Start of Records for this exercise

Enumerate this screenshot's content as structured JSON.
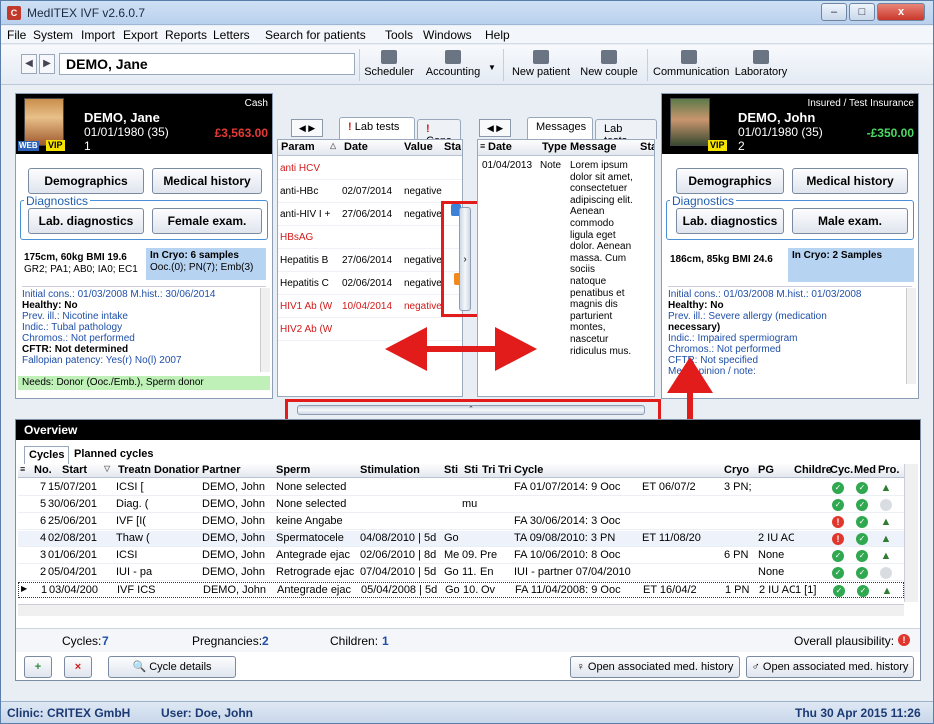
{
  "window": {
    "title": "MedITEX IVF v2.6.0.7",
    "logo": "C",
    "min": "–",
    "max": "□",
    "close": "x"
  },
  "menu": [
    "File",
    "System",
    "Import",
    "Export",
    "Reports",
    "Letters",
    "Search for patients",
    "Tools",
    "Windows",
    "Help"
  ],
  "toolbar": {
    "patient": "DEMO, Jane",
    "buttons": [
      "Scheduler",
      "Accounting",
      "New patient",
      "New couple",
      "Communication",
      "Laboratory"
    ]
  },
  "female": {
    "payer": "Cash",
    "name": "DEMO, Jane",
    "dob": "01/01/1980  (35)",
    "balance": "£3,563.00",
    "number": "1",
    "web": "WEB",
    "vip": "VIP",
    "btn_demographics": "Demographics",
    "btn_history": "Medical history",
    "diag_label": "Diagnostics",
    "btn_lab": "Lab. diagnostics",
    "btn_exam": "Female exam.",
    "vitals1": "175cm, 60kg BMI 19.6",
    "vitals2": "GR2; PA1; AB0; IA0; EC1",
    "cryo1": "In Cryo: 6 samples",
    "cryo2": "Ooc.(0); PN(7); Emb(3)",
    "info": [
      "Initial cons.: 01/03/2008  M.hist.: 30/06/2014",
      "Healthy: No",
      "Prev. ill.: Nicotine intake",
      "Indic.: Tubal pathology",
      "Chromos.: Not performed",
      "CFTR: Not determined",
      "Fallopian patency: Yes(r) No(l) 2007"
    ],
    "needs": "Needs: Donor (Ooc./Emb.), Sperm donor"
  },
  "male": {
    "payer": "Insured / Test Insurance",
    "name": "DEMO, John",
    "dob": "01/01/1980  (35)",
    "balance": "-£350.00",
    "number": "2",
    "vip": "VIP",
    "btn_demographics": "Demographics",
    "btn_history": "Medical history",
    "diag_label": "Diagnostics",
    "btn_lab": "Lab. diagnostics",
    "btn_exam": "Male exam.",
    "vitals1": "186cm, 85kg BMI 24.6",
    "cryo1": "In Cryo: 2 Samples",
    "info": [
      "Initial cons.: 01/03/2008  M.hist.: 01/03/2008",
      "Healthy: No",
      "Prev. ill.: Severe allergy (medication",
      "necessary)",
      "Indic.: Impaired spermiogram",
      "Chromos.: Not performed",
      "CFTR: Not specified",
      "Med. opinion / note:"
    ]
  },
  "labpanel": {
    "tabs": [
      "Lab tests",
      "Cons"
    ],
    "cols": [
      "Param",
      "Date",
      "Value",
      "Sta"
    ],
    "rows": [
      {
        "param": "anti HCV",
        "date": "",
        "value": "",
        "red": true
      },
      {
        "param": "anti-HBc",
        "date": "02/07/2014",
        "value": "negative",
        "red": false
      },
      {
        "param": "anti-HIV I +",
        "date": "27/06/2014",
        "value": "negative",
        "red": false
      },
      {
        "param": "HBsAG",
        "date": "",
        "value": "",
        "red": true
      },
      {
        "param": "Hepatitis B",
        "date": "27/06/2014",
        "value": "negative",
        "red": false
      },
      {
        "param": "Hepatitis C",
        "date": "02/06/2014",
        "value": "negative",
        "red": false
      },
      {
        "param": "HIV1 Ab (W",
        "date": "10/04/2014",
        "value": "negative",
        "red": true
      },
      {
        "param": "HIV2 Ab (W",
        "date": "",
        "value": "",
        "red": true
      }
    ]
  },
  "msgpanel": {
    "tabs": [
      "Messages",
      "Lab tests"
    ],
    "cols": [
      "Date",
      "Type",
      "Message",
      "Sta"
    ],
    "date": "01/04/2013",
    "type": "Note",
    "message": [
      "Lorem ipsum",
      "dolor sit amet,",
      "consectetuer",
      "adipiscing elit.",
      "Aenean",
      "commodo",
      "ligula eget",
      "dolor. Aenean",
      "massa. Cum",
      "sociis",
      "natoque",
      "penatibus et",
      "magnis dis",
      "parturient",
      "montes,",
      "nascetur",
      "ridiculus mus."
    ]
  },
  "overview": {
    "title": "Overview",
    "tabs": [
      "Cycles",
      "Planned cycles"
    ],
    "cols": [
      "No.",
      "Start",
      "Treatn",
      "Donatior",
      "Partner",
      "Sperm",
      "Stimulation",
      "Sti",
      "Sti",
      "Tri",
      "Tri",
      "Cycle",
      "",
      "Cryo",
      "PG",
      "Childre",
      "Cyc.",
      "Med",
      "Pro."
    ],
    "rows": [
      {
        "no": "7",
        "start": "15/07/201",
        "treat": "ICSI  [",
        "partner": "DEMO, John",
        "sperm": "None selected",
        "stim": "",
        "s1": "",
        "s2": "",
        "t1": "",
        "cycle": "FA 01/07/2014: 9 Ooc",
        "et": "ET 06/07/2",
        "cryo": "3 PN;",
        "pg": "",
        "cyc": "ok",
        "med": "ok",
        "pro": "thumb"
      },
      {
        "no": "5",
        "start": "30/06/201",
        "treat": "Diag. (",
        "partner": "DEMO, John",
        "sperm": "None selected",
        "stim": "",
        "s1": "",
        "s2": "mu",
        "t1": "",
        "cycle": "",
        "et": "",
        "cryo": "",
        "pg": "",
        "cyc": "ok",
        "med": "ok",
        "pro": "gray"
      },
      {
        "no": "6",
        "start": "25/06/201",
        "treat": "IVF  [I(",
        "partner": "DEMO, John",
        "sperm": "keine Angabe",
        "stim": "",
        "s1": "",
        "s2": "",
        "t1": "",
        "cycle": "FA 30/06/2014: 3 Ooc",
        "et": "",
        "cryo": "",
        "pg": "",
        "cyc": "err",
        "med": "ok",
        "pro": "thumb"
      },
      {
        "no": "4",
        "start": "02/08/201",
        "treat": "Thaw (",
        "partner": "DEMO, John",
        "sperm": "Spermatocele",
        "stim": "04/08/2010 | 5d",
        "s1": "Go",
        "s2": "",
        "t1": "",
        "cycle": "TA 09/08/2010: 3 PN",
        "et": "ET 11/08/20",
        "cryo": "",
        "pg": "2 IU AC",
        "cyc": "err",
        "med": "ok",
        "pro": "thumb"
      },
      {
        "no": "3",
        "start": "01/06/201",
        "treat": "ICSI",
        "partner": "DEMO, John",
        "sperm": "Antegrade ejac",
        "stim": "02/06/2010 | 8d",
        "s1": "Me",
        "s2": "09.",
        "t1": "Pre",
        "cycle": "FA 10/06/2010: 8 Ooc",
        "et": "",
        "cryo": "6 PN",
        "pg": "None",
        "cyc": "ok",
        "med": "ok",
        "pro": "thumb"
      },
      {
        "no": "2",
        "start": "05/04/201",
        "treat": "IUI - pa",
        "partner": "DEMO, John",
        "sperm": "Retrograde ejac",
        "stim": "07/04/2010 | 5d",
        "s1": "Go",
        "s2": "11.",
        "t1": "En",
        "cycle": "IUI - partner 07/04/2010",
        "et": "",
        "cryo": "",
        "pg": "None",
        "cyc": "ok",
        "med": "ok",
        "pro": "gray"
      },
      {
        "no": "1",
        "start": "03/04/200",
        "treat": "IVF ICS",
        "partner": "DEMO, John",
        "sperm": "Antegrade ejac",
        "stim": "05/04/2008 | 5d",
        "s1": "Go",
        "s2": "10.",
        "t1": "Ov",
        "cycle": "FA 11/04/2008: 9 Ooc",
        "et": "ET 16/04/2",
        "cryo": "1 PN",
        "pg": "2 IU AC",
        "child": "1 [1]",
        "cyc": "ok",
        "med": "ok",
        "pro": "thumb"
      }
    ],
    "summary": {
      "cycles_label": "Cycles:",
      "cycles": "7",
      "preg_label": "Pregnancies:",
      "preg": "2",
      "child_label": "Children:",
      "child": "1",
      "plaus": "Overall plausibility:"
    },
    "btn_cycle": "Cycle details",
    "btn_med_f": "Open associated med. history",
    "btn_med_m": "Open associated med. history"
  },
  "status": {
    "clinic": "Clinic: CRITEX GmbH",
    "user": "User: Doe, John",
    "date": "Thu 30 Apr 2015 11:26"
  },
  "colors": {
    "accent_red": "#e21b1b",
    "balance_female": "#e53935",
    "balance_male": "#4cd964"
  }
}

End of Records for this exercise

▶ What the exercise asks: Tally the lines in the records containing the string "Hepatitis"; output only the tally.

▶ Answer below: 2